Available data:

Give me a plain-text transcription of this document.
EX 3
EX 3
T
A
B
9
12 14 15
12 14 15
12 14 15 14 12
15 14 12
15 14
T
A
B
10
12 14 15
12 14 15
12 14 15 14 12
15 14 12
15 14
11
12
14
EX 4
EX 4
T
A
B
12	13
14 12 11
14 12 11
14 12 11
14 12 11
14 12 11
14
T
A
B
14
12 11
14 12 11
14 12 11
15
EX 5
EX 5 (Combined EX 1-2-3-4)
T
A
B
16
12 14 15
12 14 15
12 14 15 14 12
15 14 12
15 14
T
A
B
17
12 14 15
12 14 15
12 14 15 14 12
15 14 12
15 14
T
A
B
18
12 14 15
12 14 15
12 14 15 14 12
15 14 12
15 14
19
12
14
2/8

---

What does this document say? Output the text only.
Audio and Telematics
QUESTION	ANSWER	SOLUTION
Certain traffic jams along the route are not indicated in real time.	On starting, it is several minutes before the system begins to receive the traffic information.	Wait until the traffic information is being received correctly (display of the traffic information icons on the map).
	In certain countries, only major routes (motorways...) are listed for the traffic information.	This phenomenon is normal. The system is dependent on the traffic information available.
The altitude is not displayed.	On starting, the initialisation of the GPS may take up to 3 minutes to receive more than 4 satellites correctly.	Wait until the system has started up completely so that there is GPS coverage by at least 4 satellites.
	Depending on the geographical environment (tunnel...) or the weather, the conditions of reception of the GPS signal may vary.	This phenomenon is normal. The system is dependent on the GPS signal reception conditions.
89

Task brief:
Provide the number of lines in the data above that contain the string "document", and nothing else.

Exercise result:
2